* Exercise task 1: According to the biography below, how many patents does Littlewood hold?

* Page:
== == ==
Peter Brent Littlewood (born 18 May 1955) is a British physicist and Professor of Physics at the University of Chicago. He was the 12th Director of Argonne National Laboratory. He previously headed the Cavendish Laboratory as well as the Theory of Condensed Matter group and the Theoretical Physics Research department at Bell Laboratories. Littlewood serves as the founding chair of the board of trustees of the Faraday Institution.

Career
He gained a first-class degree in Natural Sciences at the University of Cambridge in 1976, and was then awarded a Kennedy Scholarship to work at the Massachusetts Institute of Technology for two years. He returned to Cambridge in 1977 to complete his PhD.

Beginning in 1980, he worked at Bell Labs, finishing his time there as head of the theoretical physics research after assuming the position in 1992. He continued to be a member of technical staff until 2001.

In 1997, he became a professor at the Cavendish Laboratory in Cambridge, and was head of the Theory of Condensed Matter group, and served as Matthias Scholar at Los Alamos National Laboratory during a 2003-04 sabbatical. In 2005, he returned to Cambridge to become head of the Cavendish Laboratory, before being named in 2011 the Associate Laboratory Director for Physical Sciences and Engineering at the Argonne National Laboratory.  On March 25, 2014, Littlewood was named to the director's post.  In January 2017, he retired as director to resume his research at the University of Chicago. Since 2022, he also holds a partial appointment at the School of Physics and Astronomy, University of St Andrews of the University of St Andrews in Scotland, UK.

Littlewood holds six patents, has published more than 200 articles in scientific journals and has given more than 200 invited talks at international conferences, universities and laboratories.

Honours and positions
From his curriculum vitae, 2010.
== == ==
* Exercise task 2: Extract every line of the records that contains the string "second". Case counts.

* Extracted data entries:
== == ==
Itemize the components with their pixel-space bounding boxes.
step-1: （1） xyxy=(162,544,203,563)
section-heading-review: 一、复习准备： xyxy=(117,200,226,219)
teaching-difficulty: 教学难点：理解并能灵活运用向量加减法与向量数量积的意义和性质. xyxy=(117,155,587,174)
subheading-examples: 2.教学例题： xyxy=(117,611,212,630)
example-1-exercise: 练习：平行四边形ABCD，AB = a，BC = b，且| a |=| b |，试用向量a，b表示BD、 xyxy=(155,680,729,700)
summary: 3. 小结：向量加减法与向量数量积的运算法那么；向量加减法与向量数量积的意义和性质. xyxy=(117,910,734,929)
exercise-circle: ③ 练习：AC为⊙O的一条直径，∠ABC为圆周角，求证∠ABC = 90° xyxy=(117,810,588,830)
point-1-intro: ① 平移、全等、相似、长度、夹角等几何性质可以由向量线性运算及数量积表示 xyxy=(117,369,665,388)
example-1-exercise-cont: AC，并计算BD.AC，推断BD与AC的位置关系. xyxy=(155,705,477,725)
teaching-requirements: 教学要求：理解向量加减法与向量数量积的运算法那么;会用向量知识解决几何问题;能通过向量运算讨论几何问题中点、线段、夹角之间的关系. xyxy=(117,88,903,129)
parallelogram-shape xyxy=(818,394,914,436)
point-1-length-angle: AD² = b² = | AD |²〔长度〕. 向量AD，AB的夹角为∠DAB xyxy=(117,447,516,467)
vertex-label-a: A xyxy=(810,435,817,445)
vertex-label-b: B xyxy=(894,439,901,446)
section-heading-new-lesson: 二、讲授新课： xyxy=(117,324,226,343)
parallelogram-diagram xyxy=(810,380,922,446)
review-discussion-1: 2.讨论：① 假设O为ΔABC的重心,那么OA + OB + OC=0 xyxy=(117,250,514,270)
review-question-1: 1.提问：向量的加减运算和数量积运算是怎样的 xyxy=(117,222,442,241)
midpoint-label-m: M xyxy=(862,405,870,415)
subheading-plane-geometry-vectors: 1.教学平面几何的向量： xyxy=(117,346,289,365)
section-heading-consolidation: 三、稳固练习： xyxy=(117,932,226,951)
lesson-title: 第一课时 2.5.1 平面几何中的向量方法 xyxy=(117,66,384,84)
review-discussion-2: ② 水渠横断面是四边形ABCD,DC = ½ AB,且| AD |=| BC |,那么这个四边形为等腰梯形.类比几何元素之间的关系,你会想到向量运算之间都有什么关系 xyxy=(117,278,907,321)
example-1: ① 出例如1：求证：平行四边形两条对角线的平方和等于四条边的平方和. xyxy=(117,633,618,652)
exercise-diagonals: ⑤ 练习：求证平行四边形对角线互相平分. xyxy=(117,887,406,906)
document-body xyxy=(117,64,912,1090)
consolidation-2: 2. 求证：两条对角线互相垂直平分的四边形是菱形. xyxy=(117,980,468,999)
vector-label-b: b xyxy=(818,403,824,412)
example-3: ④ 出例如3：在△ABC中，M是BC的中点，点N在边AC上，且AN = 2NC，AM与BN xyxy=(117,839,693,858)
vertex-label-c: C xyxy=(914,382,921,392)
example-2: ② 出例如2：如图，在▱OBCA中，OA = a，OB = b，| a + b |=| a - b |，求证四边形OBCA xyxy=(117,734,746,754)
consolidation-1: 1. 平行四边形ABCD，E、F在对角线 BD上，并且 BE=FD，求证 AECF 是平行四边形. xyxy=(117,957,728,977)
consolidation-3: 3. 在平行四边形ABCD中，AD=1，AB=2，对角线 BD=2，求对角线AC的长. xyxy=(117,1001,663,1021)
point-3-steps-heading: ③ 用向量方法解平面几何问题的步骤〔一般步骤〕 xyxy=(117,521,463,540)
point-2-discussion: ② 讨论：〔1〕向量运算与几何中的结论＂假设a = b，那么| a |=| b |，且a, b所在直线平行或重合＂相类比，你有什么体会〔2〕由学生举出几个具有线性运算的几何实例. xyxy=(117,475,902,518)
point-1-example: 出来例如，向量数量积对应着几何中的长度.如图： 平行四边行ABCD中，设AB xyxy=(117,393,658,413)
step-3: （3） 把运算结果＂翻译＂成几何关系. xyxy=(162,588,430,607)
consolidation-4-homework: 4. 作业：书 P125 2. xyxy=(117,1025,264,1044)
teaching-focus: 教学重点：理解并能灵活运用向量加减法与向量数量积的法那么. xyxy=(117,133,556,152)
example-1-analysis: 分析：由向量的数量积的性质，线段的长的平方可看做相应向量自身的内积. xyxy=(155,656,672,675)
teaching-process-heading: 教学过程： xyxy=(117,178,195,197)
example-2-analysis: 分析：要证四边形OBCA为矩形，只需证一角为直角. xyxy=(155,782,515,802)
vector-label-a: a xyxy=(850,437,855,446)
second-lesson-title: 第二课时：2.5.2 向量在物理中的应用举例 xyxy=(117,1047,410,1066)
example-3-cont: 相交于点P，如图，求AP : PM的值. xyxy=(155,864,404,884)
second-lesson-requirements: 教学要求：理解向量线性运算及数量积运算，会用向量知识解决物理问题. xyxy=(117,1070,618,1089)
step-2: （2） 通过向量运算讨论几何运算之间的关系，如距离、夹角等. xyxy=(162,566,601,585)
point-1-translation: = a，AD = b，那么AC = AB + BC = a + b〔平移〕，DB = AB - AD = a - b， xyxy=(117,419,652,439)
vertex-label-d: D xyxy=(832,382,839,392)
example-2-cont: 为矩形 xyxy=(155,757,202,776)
== == ==
* Solution 1: Six patents.

* Solution 2:
second-lesson-title: 第二课时：2.5.2 向量在物理中的应用举例 xyxy=(117,1047,410,1066)
second-lesson-requirements: 教学要求：理解向量线性运算及数量积运算，会用向量知识解决物理问题. xyxy=(117,1070,618,1089)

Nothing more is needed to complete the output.